>> Start The data
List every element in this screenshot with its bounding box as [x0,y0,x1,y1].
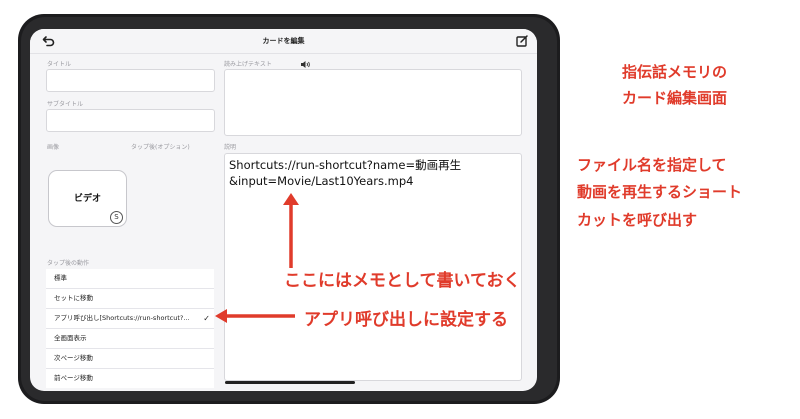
edit-square-icon[interactable] [515,34,529,48]
tile-label: ビデオ [73,194,101,204]
description-label: 説明 [224,144,237,151]
action-item[interactable]: セットに移動 [46,289,214,309]
read-text-input[interactable] [224,69,522,136]
description-text: Shortcuts://run-shortcut?name=動画再生 &inpu… [229,158,462,188]
action-item[interactable]: 全画面表示 [46,329,214,349]
home-indicator[interactable] [225,381,355,384]
action-item[interactable]: 前ページ移動 [46,369,214,388]
action-item[interactable]: 標準 [46,269,214,289]
read-text-label: 読み上げテキスト [224,61,272,68]
action-item-label: セットに移動 [54,294,93,302]
page-title: カードを編集 [262,37,305,45]
action-item[interactable]: 次ページ移動 [46,349,214,369]
annotation-desc-line1: ファイル名を指定して [577,156,727,174]
action-item-label: 次ページ移動 [54,354,93,362]
tap-after-option-label: タップ後(オプション) [131,144,190,151]
title-input[interactable] [46,69,215,92]
annotation-desc-line3: カットを呼び出す [577,211,698,229]
video-image-tile[interactable]: ビデオ S [48,170,127,227]
annotation-heading-line2: カード編集画面 [622,89,728,107]
action-item-label: 前ページ移動 [54,374,93,382]
red-arrow-left [215,309,295,323]
action-section-label: タップ後の動作 [47,260,90,267]
shortcut-badge: S [110,211,123,224]
subtitle-label: サブタイトル [47,101,84,108]
title-label: タイトル [47,61,72,68]
nav-bar: カードを編集 [30,29,537,54]
checkmark-icon: ✓ [203,314,210,323]
subtitle-input[interactable] [46,109,215,132]
action-list: 標準 セットに移動 アプリ呼び出し[Shortcuts://run-shortc… [46,269,214,388]
action-item-label: アプリ呼び出し[Shortcuts://run-shortcut?... [54,314,190,322]
annotation-memo-note: ここにはメモとして書いておく [284,271,521,291]
action-item-label: 全画面表示 [54,334,87,342]
red-arrow-up [283,193,299,268]
image-label: 画像 [47,144,60,151]
speaker-icon[interactable] [300,60,312,69]
action-item-selected[interactable]: アプリ呼び出し[Shortcuts://run-shortcut?... ✓ [46,309,214,329]
annotation-desc-line2: 動画を再生するショート [577,183,743,201]
annotation-heading-line1: 指伝話メモリの [622,63,728,81]
action-item-label: 標準 [54,274,67,282]
annotation-setting-note: アプリ呼び出しに設定する [304,310,508,330]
>> End The data
■ Task instructions ■
Rewrite the listing above with each "interactable" changed to "clickable" and everything else left as is. Omit the pictures.

■ Output for this task ■
List every element in this screenshot with its bounding box as [x0,y0,x1,y1].
edit-square-icon[clickable] [515,34,529,48]
tile-label: ビデオ [73,194,101,204]
description-label: 説明 [224,144,237,151]
action-item[clickable]: セットに移動 [46,289,214,309]
read-text-input[clickable] [224,69,522,136]
description-text: Shortcuts://run-shortcut?name=動画再生 &inpu… [229,158,462,188]
action-item[clickable]: 全画面表示 [46,329,214,349]
home-indicator[clickable] [225,381,355,384]
action-item[clickable]: 前ページ移動 [46,369,214,388]
action-item[clickable]: 標準 [46,269,214,289]
read-text-label: 読み上げテキスト [224,61,272,68]
action-item-label: セットに移動 [54,294,93,302]
page-title: カードを編集 [262,37,305,45]
action-item[clickable]: 次ページ移動 [46,349,214,369]
annotation-desc-line1: ファイル名を指定して [577,156,727,174]
action-item-label: 次ページ移動 [54,354,93,362]
tap-after-option-label: タップ後(オプション) [131,144,190,151]
title-input[clickable] [46,69,215,92]
annotation-desc-line3: カットを呼び出す [577,211,698,229]
video-image-tile[clickable]: ビデオ S [48,170,127,227]
annotation-heading-line2: カード編集画面 [622,89,728,107]
action-item-label: 前ページ移動 [54,374,93,382]
red-arrow-left [215,309,295,323]
action-section-label: タップ後の動作 [47,260,90,267]
shortcut-badge: S [110,211,123,224]
subtitle-label: サブタイトル [47,101,84,108]
title-label: タイトル [47,61,72,68]
nav-bar: カードを編集 [30,29,537,54]
checkmark-icon: ✓ [203,314,210,323]
subtitle-input[clickable] [46,109,215,132]
action-list: 標準 セットに移動 アプリ呼び出し[Shortcuts://run-shortc… [46,269,214,388]
action-item-label: アプリ呼び出し[Shortcuts://run-shortcut?... [54,314,190,322]
annotation-memo-note: ここにはメモとして書いておく [284,271,521,291]
action-item-label: 全画面表示 [54,334,87,342]
red-arrow-up [283,193,299,268]
image-label: 画像 [47,144,60,151]
speaker-icon[clickable] [300,60,312,69]
action-item-selected[clickable]: アプリ呼び出し[Shortcuts://run-shortcut?... ✓ [46,309,214,329]
annotation-desc-line2: 動画を再生するショート [577,183,743,201]
annotation-heading-line1: 指伝話メモリの [622,63,728,81]
action-item-label: 標準 [54,274,67,282]
annotation-setting-note: アプリ呼び出しに設定する [304,310,508,330]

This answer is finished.